EXERCISE REQUIREMENTS:
From the listing below, extract each entry exactly as written, minus the images.

# START OF DATASET RECORDS

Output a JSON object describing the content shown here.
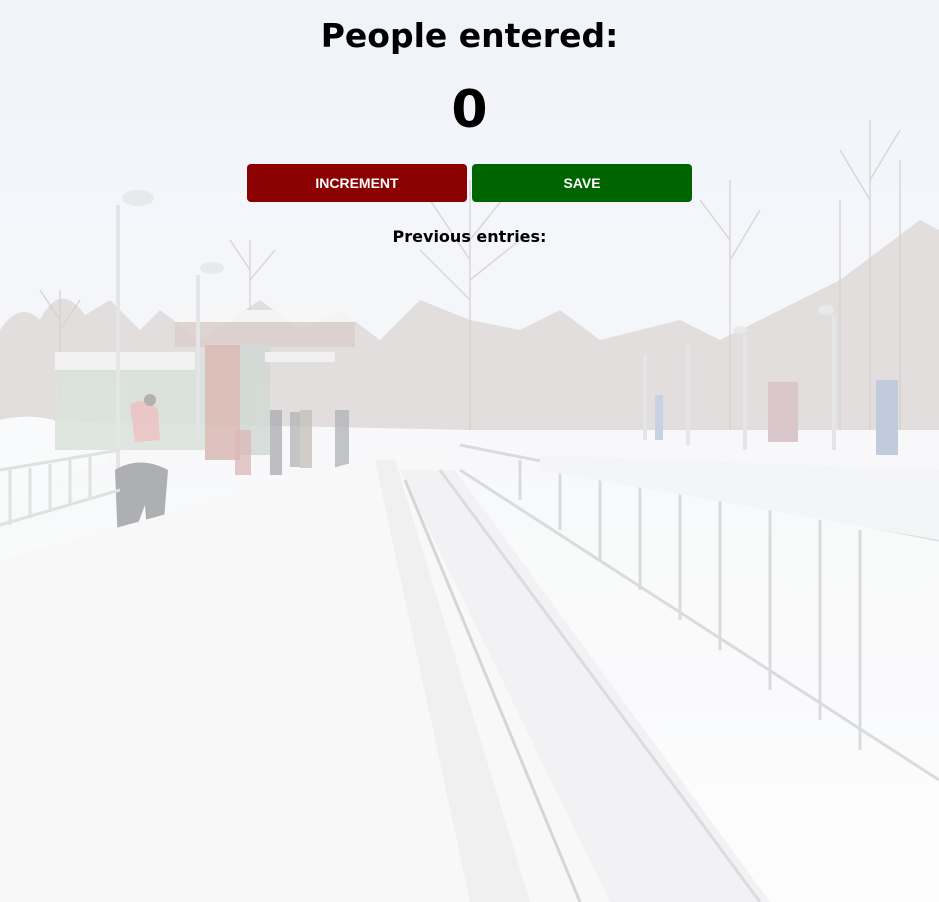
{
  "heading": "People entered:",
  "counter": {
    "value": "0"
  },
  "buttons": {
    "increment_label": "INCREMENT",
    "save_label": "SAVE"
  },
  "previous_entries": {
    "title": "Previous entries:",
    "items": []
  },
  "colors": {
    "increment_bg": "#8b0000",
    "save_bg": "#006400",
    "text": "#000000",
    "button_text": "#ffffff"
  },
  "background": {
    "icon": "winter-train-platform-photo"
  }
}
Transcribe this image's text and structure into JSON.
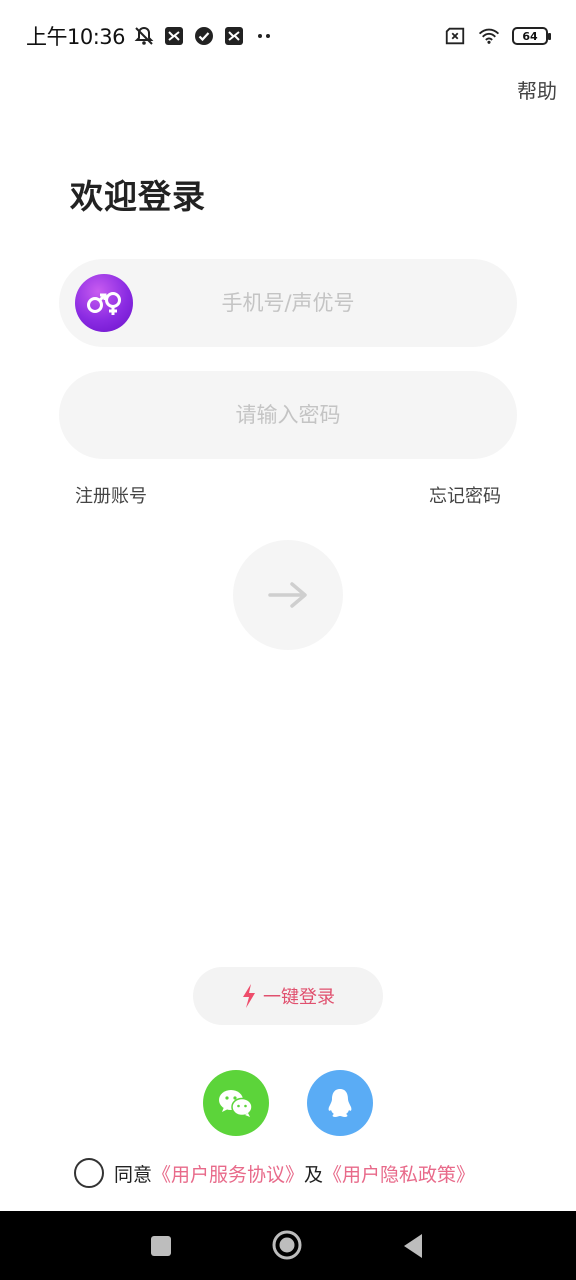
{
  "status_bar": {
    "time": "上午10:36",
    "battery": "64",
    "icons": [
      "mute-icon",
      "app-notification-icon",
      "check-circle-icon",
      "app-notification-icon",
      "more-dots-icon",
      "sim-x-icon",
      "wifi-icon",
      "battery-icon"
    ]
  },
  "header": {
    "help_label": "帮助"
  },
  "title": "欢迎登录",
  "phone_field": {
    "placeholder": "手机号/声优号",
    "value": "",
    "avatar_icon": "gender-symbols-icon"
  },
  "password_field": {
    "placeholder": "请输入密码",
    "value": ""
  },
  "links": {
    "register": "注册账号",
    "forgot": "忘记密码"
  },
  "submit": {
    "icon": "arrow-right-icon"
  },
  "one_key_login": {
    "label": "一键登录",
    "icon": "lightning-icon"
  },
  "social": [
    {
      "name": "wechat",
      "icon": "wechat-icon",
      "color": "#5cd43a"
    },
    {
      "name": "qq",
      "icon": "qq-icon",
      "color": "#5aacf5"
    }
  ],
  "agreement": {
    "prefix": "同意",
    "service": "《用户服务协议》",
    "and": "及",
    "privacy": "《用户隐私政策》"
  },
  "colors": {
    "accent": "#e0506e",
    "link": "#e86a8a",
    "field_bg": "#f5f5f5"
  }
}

# END OF DATASET RECORDS

RESPONSE TO THE EXERCISE:
Output a JSON object describing the content shown here.
{
  "heading": "People entered:",
  "counter": {
    "value": "0"
  },
  "buttons": {
    "increment_label": "INCREMENT",
    "save_label": "SAVE"
  },
  "previous_entries": {
    "title": "Previous entries:",
    "items": []
  },
  "colors": {
    "increment_bg": "#8b0000",
    "save_bg": "#006400",
    "text": "#000000",
    "button_text": "#ffffff"
  },
  "background": {
    "icon": "winter-train-platform-photo"
  }
}
Transcribe this image's text and structure into JSON.
{
  "status_bar": {
    "time": "上午10:36",
    "battery": "64",
    "icons": [
      "mute-icon",
      "app-notification-icon",
      "check-circle-icon",
      "app-notification-icon",
      "more-dots-icon",
      "sim-x-icon",
      "wifi-icon",
      "battery-icon"
    ]
  },
  "header": {
    "help_label": "帮助"
  },
  "title": "欢迎登录",
  "phone_field": {
    "placeholder": "手机号/声优号",
    "value": "",
    "avatar_icon": "gender-symbols-icon"
  },
  "password_field": {
    "placeholder": "请输入密码",
    "value": ""
  },
  "links": {
    "register": "注册账号",
    "forgot": "忘记密码"
  },
  "submit": {
    "icon": "arrow-right-icon"
  },
  "one_key_login": {
    "label": "一键登录",
    "icon": "lightning-icon"
  },
  "social": [
    {
      "name": "wechat",
      "icon": "wechat-icon",
      "color": "#5cd43a"
    },
    {
      "name": "qq",
      "icon": "qq-icon",
      "color": "#5aacf5"
    }
  ],
  "agreement": {
    "prefix": "同意",
    "service": "《用户服务协议》",
    "and": "及",
    "privacy": "《用户隐私政策》"
  },
  "colors": {
    "accent": "#e0506e",
    "link": "#e86a8a",
    "field_bg": "#f5f5f5"
  }
}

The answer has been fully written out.